Data in this exercise:
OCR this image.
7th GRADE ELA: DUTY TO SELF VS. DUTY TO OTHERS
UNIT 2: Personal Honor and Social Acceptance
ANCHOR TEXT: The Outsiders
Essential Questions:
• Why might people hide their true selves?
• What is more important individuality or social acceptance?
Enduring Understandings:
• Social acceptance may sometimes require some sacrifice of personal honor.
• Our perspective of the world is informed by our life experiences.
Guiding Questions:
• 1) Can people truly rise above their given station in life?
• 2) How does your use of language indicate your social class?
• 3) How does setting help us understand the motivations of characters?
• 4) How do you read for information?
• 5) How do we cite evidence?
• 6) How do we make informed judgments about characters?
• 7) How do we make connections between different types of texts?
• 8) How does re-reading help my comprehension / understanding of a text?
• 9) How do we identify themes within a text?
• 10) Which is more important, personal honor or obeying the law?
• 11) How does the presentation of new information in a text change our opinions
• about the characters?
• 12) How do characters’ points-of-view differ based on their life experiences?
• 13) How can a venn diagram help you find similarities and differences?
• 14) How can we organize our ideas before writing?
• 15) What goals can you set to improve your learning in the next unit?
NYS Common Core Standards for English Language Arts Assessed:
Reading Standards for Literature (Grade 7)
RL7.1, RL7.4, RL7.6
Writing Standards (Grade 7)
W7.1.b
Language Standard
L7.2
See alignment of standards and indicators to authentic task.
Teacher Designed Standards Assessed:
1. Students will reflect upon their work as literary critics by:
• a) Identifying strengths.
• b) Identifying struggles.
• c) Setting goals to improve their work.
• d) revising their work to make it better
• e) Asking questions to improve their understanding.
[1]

Directions:
Please reproduce the entire listing, exactly as shown.

The reply:
OCR this image.
7th GRADE ELA: DUTY TO SELF VS. DUTY TO OTHERS
UNIT 2: Personal Honor and Social Acceptance
ANCHOR TEXT: The Outsiders
Essential Questions:
• Why might people hide their true selves?
• What is more important individuality or social acceptance?
Enduring Understandings:
• Social acceptance may sometimes require some sacrifice of personal honor.
• Our perspective of the world is informed by our life experiences.
Guiding Questions:
• 1) Can people truly rise above their given station in life?
• 2) How does your use of language indicate your social class?
• 3) How does setting help us understand the motivations of characters?
• 4) How do you read for information?
• 5) How do we cite evidence?
• 6) How do we make informed judgments about characters?
• 7) How do we make connections between different types of texts?
• 8) How does re-reading help my comprehension / understanding of a text?
• 9) How do we identify themes within a text?
• 10) Which is more important, personal honor or obeying the law?
• 11) How does the presentation of new information in a text change our opinions
• about the characters?
• 12) How do characters’ points-of-view differ based on their life experiences?
• 13) How can a venn diagram help you find similarities and differences?
• 14) How can we organize our ideas before writing?
• 15) What goals can you set to improve your learning in the next unit?
NYS Common Core Standards for English Language Arts Assessed:
Reading Standards for Literature (Grade 7)
RL7.1, RL7.4, RL7.6
Writing Standards (Grade 7)
W7.1.b
Language Standard
L7.2
See alignment of standards and indicators to authentic task.
Teacher Designed Standards Assessed:
1. Students will reflect upon their work as literary critics by:
• a) Identifying strengths.
• b) Identifying struggles.
• c) Setting goals to improve their work.
• d) revising their work to make it better
• e) Asking questions to improve their understanding.
[1]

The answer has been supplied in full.